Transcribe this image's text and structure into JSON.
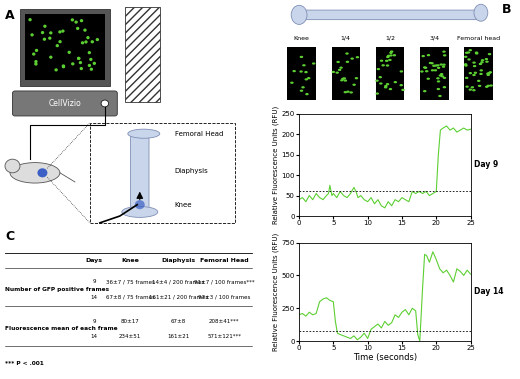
{
  "panel_labels": [
    "A",
    "B",
    "C"
  ],
  "panel_a": {
    "device": "CellVizio",
    "bone_labels": [
      "Femoral Head",
      "Diaphysis",
      "Knee"
    ]
  },
  "panel_b": {
    "positions": [
      "Knee",
      "1/4",
      "1/2",
      "3/4",
      "Femoral head"
    ]
  },
  "chart_data": [
    {
      "type": "line",
      "annotation": "Day 9",
      "y_label": "Relative Fluorescence Units (RFU)",
      "color": "#5ccf32",
      "x": [
        0,
        0.5,
        1,
        1.5,
        2,
        2.5,
        3,
        3.5,
        4,
        4.3,
        4.5,
        4.8,
        5,
        5.5,
        6,
        6.5,
        7,
        7.5,
        8,
        8.3,
        8.6,
        9,
        9.5,
        10,
        10.5,
        11,
        11.5,
        12,
        12.5,
        13,
        13.5,
        14,
        14.5,
        15,
        15.5,
        16,
        16.5,
        17,
        17.5,
        18,
        18.5,
        19,
        19.5,
        20,
        20.3,
        20.6,
        21,
        21.5,
        22,
        22.5,
        23,
        23.5,
        24,
        24.5,
        25
      ],
      "values": [
        40,
        45,
        35,
        50,
        40,
        55,
        45,
        40,
        50,
        55,
        75,
        50,
        55,
        45,
        60,
        50,
        45,
        55,
        70,
        60,
        45,
        50,
        40,
        35,
        45,
        30,
        40,
        25,
        20,
        35,
        25,
        40,
        35,
        45,
        40,
        35,
        60,
        55,
        60,
        55,
        60,
        50,
        55,
        60,
        150,
        210,
        215,
        220,
        210,
        215,
        205,
        210,
        215,
        210,
        212
      ],
      "threshold": 60,
      "xlim": [
        0,
        25
      ],
      "xticks": [
        0,
        5,
        10,
        15,
        20,
        25
      ],
      "ylim": [
        0,
        250
      ],
      "yticks": [
        0,
        50,
        100,
        150,
        200,
        250
      ]
    },
    {
      "type": "line",
      "annotation": "Day 14",
      "x_label": "Time (seconds)",
      "y_label": "Relative Fluorescence Units (RFU)",
      "color": "#5ccf32",
      "x": [
        0,
        0.5,
        1,
        1.5,
        2,
        2.5,
        3,
        3.5,
        4,
        4.5,
        5,
        5.3,
        5.6,
        6,
        6.5,
        7,
        7.5,
        8,
        8.5,
        9,
        9.5,
        10,
        10.5,
        11,
        11.5,
        12,
        12.5,
        13,
        13.5,
        14,
        14.5,
        15,
        15.5,
        16,
        16.5,
        17,
        17.3,
        17.6,
        18,
        18.3,
        18.6,
        19,
        19.5,
        20,
        20.5,
        21,
        21.5,
        22,
        22.5,
        23,
        23.5,
        24,
        24.5,
        25
      ],
      "values": [
        200,
        210,
        190,
        220,
        200,
        210,
        300,
        320,
        330,
        310,
        300,
        150,
        60,
        50,
        40,
        30,
        20,
        40,
        10,
        30,
        60,
        20,
        90,
        110,
        130,
        100,
        150,
        120,
        140,
        200,
        180,
        220,
        240,
        200,
        250,
        230,
        50,
        0,
        400,
        660,
        650,
        600,
        680,
        620,
        550,
        520,
        540,
        500,
        450,
        550,
        530,
        500,
        540,
        510
      ],
      "threshold": 75,
      "xlim": [
        0,
        25
      ],
      "xticks": [
        0,
        5,
        10,
        15,
        20,
        25
      ],
      "ylim": [
        0,
        750
      ],
      "yticks": [
        0,
        250,
        500,
        750
      ]
    }
  ],
  "table": {
    "header": [
      "Days",
      "Knee",
      "Diaphysis",
      "Femoral Head"
    ],
    "groups": [
      {
        "label": "Number of GFP positive frames",
        "rows": [
          [
            "9",
            "36±7 / 75 frames",
            "14±4 / 200 frames",
            "91±7 / 100 frames***"
          ],
          [
            "14",
            "67±8 / 75 frames",
            "161±21 / 200 frames",
            "97±3 / 100 frames"
          ]
        ]
      },
      {
        "label": "Fluorescence mean of each frame",
        "rows": [
          [
            "9",
            "80±17",
            "67±8",
            "208±41***"
          ],
          [
            "14",
            "234±51",
            "161±21",
            "571±121***"
          ]
        ]
      }
    ],
    "footnote": "*** P < .001"
  }
}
++++++
**Problem to work on:** Select all lines in the listing above where the word "Femoral" appears, and show them.

**Task answer:**
      "Femoral Head",
      "Femoral head"
      "Femoral Head"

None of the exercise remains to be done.